[START INPUT FOR THIS TASK]

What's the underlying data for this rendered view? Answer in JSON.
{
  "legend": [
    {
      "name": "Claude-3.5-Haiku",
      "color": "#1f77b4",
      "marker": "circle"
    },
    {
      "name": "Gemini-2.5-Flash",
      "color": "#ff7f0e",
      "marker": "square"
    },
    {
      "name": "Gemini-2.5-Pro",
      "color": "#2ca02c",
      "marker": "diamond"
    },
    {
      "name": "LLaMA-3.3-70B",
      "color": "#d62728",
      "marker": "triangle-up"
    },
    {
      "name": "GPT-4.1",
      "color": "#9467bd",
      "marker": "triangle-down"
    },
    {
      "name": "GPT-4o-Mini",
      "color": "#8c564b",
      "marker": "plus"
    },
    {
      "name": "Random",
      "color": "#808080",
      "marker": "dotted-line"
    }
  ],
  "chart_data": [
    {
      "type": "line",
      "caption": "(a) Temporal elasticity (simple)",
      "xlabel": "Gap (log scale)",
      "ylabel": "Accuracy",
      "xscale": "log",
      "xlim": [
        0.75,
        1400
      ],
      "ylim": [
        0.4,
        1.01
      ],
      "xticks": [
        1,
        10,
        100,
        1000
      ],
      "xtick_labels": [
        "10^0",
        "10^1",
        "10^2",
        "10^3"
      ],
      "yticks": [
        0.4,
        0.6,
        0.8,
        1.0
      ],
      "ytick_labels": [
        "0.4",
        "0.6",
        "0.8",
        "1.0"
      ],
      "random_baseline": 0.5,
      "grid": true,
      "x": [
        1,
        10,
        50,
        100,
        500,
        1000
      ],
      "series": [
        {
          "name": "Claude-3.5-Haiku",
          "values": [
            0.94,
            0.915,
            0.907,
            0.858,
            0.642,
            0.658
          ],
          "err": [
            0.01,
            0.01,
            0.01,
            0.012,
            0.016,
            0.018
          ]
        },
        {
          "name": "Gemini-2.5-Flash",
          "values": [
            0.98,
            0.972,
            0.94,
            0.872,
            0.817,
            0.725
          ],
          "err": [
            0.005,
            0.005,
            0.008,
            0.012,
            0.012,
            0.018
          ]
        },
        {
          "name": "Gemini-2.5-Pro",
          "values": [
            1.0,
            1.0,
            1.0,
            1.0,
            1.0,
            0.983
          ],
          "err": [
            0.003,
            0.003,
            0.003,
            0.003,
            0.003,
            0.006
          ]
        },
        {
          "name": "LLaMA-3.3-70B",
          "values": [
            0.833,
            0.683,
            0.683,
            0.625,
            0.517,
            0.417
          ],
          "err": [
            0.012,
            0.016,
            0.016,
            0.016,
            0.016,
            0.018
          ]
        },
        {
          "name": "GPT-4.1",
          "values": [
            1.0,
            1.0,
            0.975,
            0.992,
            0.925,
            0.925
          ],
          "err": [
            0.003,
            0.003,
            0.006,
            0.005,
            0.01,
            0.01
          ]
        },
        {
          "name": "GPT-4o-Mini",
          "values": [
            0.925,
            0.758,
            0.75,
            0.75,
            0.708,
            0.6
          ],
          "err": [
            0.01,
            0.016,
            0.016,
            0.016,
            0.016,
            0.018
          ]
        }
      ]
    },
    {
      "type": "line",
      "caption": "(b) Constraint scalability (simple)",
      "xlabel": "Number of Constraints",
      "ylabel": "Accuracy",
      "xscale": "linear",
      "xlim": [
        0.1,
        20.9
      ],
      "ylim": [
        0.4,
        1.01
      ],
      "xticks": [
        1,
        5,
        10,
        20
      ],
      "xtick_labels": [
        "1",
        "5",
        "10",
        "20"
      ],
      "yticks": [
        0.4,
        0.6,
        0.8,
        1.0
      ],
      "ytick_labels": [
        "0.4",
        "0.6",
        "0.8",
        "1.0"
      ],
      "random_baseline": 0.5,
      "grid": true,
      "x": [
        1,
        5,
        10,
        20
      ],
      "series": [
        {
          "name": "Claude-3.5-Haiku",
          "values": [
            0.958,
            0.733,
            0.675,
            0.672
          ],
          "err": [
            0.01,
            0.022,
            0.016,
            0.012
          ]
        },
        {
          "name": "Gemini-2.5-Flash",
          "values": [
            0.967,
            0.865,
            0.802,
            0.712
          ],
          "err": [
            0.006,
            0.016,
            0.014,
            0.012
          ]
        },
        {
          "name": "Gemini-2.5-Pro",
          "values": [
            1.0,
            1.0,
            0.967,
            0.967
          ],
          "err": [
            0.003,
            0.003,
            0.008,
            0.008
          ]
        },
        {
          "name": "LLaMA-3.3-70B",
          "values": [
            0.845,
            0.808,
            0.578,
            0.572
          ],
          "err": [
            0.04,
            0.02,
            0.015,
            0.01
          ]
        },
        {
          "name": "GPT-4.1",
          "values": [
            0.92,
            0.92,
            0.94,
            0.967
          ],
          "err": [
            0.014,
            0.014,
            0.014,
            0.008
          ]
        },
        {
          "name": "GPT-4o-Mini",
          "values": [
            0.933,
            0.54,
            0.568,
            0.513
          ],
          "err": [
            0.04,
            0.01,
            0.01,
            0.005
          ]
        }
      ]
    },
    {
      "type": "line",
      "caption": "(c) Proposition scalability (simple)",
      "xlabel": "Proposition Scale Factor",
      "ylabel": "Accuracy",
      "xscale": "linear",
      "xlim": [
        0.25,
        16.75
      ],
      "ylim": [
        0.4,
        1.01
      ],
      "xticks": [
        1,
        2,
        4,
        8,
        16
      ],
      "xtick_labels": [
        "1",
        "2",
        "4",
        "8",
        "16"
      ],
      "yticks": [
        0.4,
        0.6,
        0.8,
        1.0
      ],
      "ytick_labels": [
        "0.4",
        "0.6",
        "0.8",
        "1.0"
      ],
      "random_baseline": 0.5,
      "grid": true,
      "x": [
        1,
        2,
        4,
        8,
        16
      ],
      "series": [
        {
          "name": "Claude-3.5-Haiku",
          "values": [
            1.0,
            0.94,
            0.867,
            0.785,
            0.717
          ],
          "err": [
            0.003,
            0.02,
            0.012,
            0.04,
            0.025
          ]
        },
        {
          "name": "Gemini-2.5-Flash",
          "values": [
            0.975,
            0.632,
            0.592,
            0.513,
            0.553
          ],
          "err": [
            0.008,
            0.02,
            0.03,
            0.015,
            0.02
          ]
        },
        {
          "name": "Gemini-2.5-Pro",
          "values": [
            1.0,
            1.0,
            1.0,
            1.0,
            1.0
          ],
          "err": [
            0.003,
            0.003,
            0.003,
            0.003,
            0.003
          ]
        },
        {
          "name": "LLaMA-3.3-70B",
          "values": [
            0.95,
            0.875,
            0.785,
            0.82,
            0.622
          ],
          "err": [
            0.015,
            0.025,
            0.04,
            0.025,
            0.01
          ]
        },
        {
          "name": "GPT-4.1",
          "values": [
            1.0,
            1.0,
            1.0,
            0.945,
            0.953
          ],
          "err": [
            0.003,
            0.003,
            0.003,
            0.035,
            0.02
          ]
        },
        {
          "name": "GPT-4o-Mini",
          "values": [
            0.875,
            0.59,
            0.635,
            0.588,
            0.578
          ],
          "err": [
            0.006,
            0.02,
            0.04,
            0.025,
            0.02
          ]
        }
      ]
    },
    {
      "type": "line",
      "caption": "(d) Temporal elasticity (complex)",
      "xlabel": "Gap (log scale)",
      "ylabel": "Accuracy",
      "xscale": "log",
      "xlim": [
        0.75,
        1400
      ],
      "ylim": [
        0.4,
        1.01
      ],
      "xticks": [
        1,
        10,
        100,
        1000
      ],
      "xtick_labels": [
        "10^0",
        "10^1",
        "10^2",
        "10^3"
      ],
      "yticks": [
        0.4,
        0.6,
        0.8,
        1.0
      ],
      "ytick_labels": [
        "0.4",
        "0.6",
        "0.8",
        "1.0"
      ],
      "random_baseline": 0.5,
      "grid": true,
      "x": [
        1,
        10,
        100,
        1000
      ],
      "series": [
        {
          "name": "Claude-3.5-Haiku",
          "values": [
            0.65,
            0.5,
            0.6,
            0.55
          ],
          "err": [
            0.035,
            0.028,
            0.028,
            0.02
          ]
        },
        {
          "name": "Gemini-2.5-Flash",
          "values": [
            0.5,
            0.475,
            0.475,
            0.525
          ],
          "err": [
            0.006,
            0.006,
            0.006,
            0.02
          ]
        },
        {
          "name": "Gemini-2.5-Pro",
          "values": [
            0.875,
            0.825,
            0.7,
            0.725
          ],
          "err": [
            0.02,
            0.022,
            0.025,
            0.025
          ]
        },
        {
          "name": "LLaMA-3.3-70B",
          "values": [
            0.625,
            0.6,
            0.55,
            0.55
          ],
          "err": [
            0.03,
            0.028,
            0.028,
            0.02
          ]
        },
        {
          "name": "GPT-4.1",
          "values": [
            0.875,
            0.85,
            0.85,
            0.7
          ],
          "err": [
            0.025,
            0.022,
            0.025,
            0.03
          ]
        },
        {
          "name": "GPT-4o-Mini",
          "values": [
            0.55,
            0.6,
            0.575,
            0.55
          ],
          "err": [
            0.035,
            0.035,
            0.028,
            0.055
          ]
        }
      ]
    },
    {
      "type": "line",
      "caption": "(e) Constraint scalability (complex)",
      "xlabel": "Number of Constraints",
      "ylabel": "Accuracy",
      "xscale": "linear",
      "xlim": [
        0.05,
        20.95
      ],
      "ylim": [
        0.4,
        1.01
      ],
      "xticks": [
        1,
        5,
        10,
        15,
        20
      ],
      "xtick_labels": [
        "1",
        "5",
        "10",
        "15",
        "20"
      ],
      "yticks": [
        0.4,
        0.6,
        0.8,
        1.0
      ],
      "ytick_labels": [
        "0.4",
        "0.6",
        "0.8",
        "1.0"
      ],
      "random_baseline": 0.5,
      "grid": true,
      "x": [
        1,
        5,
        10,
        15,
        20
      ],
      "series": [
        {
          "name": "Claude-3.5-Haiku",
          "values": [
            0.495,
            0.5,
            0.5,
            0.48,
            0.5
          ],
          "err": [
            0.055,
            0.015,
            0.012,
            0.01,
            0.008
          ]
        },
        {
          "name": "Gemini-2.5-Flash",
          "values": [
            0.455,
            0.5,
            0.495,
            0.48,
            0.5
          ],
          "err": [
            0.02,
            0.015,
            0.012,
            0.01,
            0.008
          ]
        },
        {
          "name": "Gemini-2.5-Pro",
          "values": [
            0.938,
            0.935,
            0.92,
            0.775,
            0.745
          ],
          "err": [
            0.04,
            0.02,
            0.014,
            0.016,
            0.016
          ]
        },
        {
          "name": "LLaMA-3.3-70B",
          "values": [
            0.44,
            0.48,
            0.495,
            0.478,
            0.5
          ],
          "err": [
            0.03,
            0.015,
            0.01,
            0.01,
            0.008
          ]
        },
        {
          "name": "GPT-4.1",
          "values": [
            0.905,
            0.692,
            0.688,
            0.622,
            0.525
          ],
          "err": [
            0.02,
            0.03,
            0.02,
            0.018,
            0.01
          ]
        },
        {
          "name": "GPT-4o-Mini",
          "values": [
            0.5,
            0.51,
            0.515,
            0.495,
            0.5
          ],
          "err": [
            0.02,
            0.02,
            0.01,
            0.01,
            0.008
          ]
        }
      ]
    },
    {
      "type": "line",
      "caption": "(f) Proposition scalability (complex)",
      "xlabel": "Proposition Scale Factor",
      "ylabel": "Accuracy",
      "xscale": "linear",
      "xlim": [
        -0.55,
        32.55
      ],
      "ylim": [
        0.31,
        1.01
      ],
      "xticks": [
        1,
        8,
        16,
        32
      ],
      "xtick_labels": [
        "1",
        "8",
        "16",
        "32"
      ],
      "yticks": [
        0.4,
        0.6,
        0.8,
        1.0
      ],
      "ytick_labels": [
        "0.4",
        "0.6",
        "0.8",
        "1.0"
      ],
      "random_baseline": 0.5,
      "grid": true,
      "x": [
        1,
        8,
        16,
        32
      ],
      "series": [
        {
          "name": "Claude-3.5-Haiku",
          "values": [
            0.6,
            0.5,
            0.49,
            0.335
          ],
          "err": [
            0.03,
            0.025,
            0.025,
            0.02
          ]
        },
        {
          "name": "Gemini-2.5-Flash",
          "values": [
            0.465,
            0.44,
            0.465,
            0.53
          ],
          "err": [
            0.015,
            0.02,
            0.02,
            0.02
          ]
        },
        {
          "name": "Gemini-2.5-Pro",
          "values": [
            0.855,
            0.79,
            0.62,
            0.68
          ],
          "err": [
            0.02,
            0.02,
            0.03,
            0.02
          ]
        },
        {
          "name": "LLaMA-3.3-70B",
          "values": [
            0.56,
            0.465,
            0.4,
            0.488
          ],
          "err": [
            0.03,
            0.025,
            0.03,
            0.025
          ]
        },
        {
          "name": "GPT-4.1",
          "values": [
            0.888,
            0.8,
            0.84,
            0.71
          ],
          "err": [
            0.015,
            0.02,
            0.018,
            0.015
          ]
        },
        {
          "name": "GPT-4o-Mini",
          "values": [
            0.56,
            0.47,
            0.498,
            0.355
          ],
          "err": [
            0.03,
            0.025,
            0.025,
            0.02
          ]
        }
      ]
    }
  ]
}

[END INPUT FOR THIS TASK]

▶ **GIVEN TASK**: Tell how many lines include "Proposition". The number is the whole answer.

▶ **THE OUTPUT**: 4